EXERCISE OBJECTIVE:
Your task is to locate every line holding the string "relative" and to copy each of them.
☆ ☆ ☆
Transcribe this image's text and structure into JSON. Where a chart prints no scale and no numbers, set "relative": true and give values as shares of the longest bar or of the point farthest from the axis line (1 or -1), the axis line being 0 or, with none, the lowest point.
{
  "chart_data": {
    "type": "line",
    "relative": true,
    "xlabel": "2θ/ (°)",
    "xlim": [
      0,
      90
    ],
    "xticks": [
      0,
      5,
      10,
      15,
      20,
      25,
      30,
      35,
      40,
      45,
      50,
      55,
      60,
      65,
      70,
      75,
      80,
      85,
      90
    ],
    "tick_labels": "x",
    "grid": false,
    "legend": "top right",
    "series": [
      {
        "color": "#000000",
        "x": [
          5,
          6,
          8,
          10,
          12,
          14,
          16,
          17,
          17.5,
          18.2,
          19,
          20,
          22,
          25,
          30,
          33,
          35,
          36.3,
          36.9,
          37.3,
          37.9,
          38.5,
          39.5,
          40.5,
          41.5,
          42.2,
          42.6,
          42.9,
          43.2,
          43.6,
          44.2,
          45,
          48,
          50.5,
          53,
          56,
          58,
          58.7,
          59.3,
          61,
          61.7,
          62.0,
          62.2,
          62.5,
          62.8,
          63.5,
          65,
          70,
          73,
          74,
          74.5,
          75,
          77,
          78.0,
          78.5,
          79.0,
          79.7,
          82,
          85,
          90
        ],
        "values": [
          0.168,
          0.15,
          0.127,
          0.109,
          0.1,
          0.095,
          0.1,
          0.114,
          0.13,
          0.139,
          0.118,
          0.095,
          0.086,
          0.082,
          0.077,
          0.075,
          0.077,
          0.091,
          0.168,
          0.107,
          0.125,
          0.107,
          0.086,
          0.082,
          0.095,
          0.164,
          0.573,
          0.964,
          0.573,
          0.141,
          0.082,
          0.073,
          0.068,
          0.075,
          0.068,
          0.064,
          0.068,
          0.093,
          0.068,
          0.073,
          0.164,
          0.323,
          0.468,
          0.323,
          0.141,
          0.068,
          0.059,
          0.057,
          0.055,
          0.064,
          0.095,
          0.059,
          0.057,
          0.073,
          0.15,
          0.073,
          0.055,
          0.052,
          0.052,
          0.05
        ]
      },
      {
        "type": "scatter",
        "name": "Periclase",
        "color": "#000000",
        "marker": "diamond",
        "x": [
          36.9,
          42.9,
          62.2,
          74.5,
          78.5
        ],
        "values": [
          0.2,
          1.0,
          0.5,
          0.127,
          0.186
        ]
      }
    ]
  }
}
☆ ☆ ☆
SOLUTION TO THE EXERCISE:
Transcribe this image's text and structure into JSON. Where a chart prints no scale and no numbers, set "relative": true and give values as shares of the longest bar or of the point farthest from the axis line (1 or -1), the axis line being 0 or, with none, the lowest point.
    "relative": true,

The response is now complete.